----- Materials provided

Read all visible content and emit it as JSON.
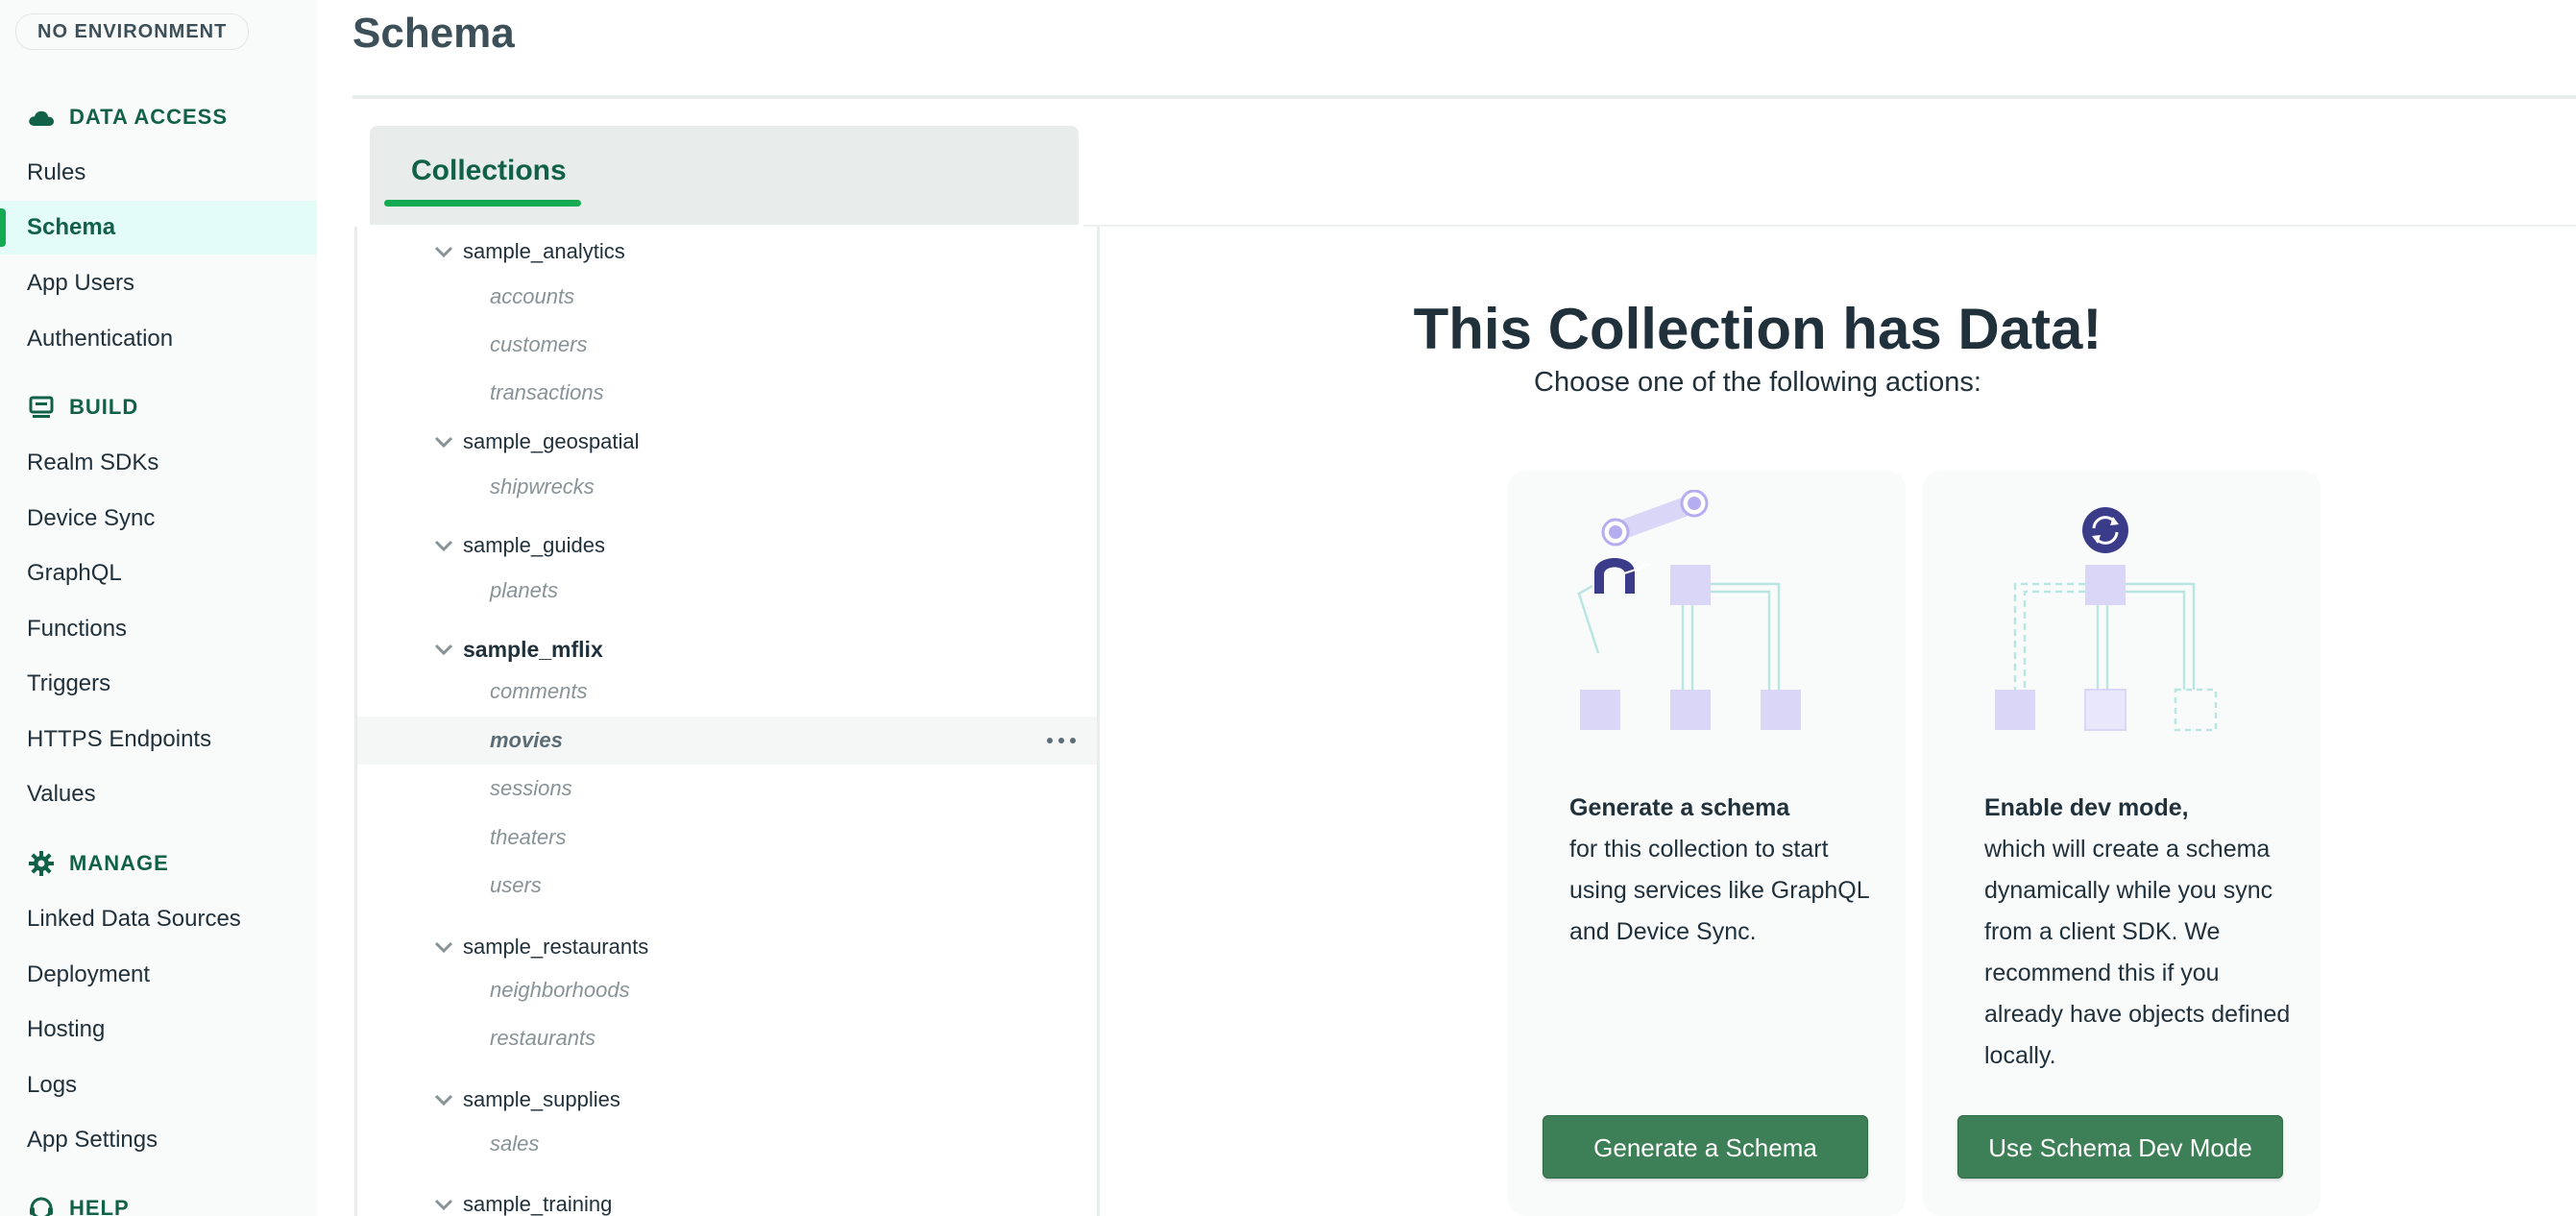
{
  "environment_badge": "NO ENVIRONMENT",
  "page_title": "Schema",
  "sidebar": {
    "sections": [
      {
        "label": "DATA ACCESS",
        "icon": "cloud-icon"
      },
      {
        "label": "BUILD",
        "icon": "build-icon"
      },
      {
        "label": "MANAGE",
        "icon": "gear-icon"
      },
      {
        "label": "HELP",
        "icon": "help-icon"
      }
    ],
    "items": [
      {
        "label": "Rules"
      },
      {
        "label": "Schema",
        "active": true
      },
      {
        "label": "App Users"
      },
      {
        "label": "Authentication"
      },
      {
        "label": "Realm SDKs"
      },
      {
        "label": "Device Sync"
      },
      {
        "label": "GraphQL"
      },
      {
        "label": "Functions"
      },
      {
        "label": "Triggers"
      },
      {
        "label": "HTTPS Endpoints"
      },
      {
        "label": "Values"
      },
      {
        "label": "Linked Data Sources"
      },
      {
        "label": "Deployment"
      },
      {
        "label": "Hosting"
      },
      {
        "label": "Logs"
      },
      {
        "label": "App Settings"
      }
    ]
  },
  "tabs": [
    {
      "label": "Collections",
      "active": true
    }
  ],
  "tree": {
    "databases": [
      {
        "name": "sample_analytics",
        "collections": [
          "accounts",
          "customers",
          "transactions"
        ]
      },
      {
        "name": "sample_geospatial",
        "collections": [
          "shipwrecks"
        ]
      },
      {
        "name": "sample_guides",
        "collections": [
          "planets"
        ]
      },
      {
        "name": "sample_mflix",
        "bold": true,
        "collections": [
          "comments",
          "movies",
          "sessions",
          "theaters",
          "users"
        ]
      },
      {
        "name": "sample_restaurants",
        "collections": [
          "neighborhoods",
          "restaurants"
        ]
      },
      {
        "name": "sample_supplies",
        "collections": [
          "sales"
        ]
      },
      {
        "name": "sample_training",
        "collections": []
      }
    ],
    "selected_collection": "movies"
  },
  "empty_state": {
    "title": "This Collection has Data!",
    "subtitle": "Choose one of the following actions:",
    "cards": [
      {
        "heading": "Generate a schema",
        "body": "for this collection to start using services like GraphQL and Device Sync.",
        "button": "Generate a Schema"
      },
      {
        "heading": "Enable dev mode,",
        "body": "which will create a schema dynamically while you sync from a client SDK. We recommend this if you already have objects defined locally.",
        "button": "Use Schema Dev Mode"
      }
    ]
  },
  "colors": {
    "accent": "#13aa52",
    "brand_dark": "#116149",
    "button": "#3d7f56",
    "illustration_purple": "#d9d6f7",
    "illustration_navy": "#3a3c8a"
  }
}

----------

### Required task
Omit every image. Quote each record exactly.

### Response to this exercise
Read all visible content and emit it as JSON.
{
  "environment_badge": "NO ENVIRONMENT",
  "page_title": "Schema",
  "sidebar": {
    "sections": [
      {
        "label": "DATA ACCESS",
        "icon": "cloud-icon"
      },
      {
        "label": "BUILD",
        "icon": "build-icon"
      },
      {
        "label": "MANAGE",
        "icon": "gear-icon"
      },
      {
        "label": "HELP",
        "icon": "help-icon"
      }
    ],
    "items": [
      {
        "label": "Rules"
      },
      {
        "label": "Schema",
        "active": true
      },
      {
        "label": "App Users"
      },
      {
        "label": "Authentication"
      },
      {
        "label": "Realm SDKs"
      },
      {
        "label": "Device Sync"
      },
      {
        "label": "GraphQL"
      },
      {
        "label": "Functions"
      },
      {
        "label": "Triggers"
      },
      {
        "label": "HTTPS Endpoints"
      },
      {
        "label": "Values"
      },
      {
        "label": "Linked Data Sources"
      },
      {
        "label": "Deployment"
      },
      {
        "label": "Hosting"
      },
      {
        "label": "Logs"
      },
      {
        "label": "App Settings"
      }
    ]
  },
  "tabs": [
    {
      "label": "Collections",
      "active": true
    }
  ],
  "tree": {
    "databases": [
      {
        "name": "sample_analytics",
        "collections": [
          "accounts",
          "customers",
          "transactions"
        ]
      },
      {
        "name": "sample_geospatial",
        "collections": [
          "shipwrecks"
        ]
      },
      {
        "name": "sample_guides",
        "collections": [
          "planets"
        ]
      },
      {
        "name": "sample_mflix",
        "bold": true,
        "collections": [
          "comments",
          "movies",
          "sessions",
          "theaters",
          "users"
        ]
      },
      {
        "name": "sample_restaurants",
        "collections": [
          "neighborhoods",
          "restaurants"
        ]
      },
      {
        "name": "sample_supplies",
        "collections": [
          "sales"
        ]
      },
      {
        "name": "sample_training",
        "collections": []
      }
    ],
    "selected_collection": "movies"
  },
  "empty_state": {
    "title": "This Collection has Data!",
    "subtitle": "Choose one of the following actions:",
    "cards": [
      {
        "heading": "Generate a schema",
        "body": "for this collection to start using services like GraphQL and Device Sync.",
        "button": "Generate a Schema"
      },
      {
        "heading": "Enable dev mode,",
        "body": "which will create a schema dynamically while you sync from a client SDK. We recommend this if you already have objects defined locally.",
        "button": "Use Schema Dev Mode"
      }
    ]
  },
  "colors": {
    "accent": "#13aa52",
    "brand_dark": "#116149",
    "button": "#3d7f56",
    "illustration_purple": "#d9d6f7",
    "illustration_navy": "#3a3c8a"
  }
}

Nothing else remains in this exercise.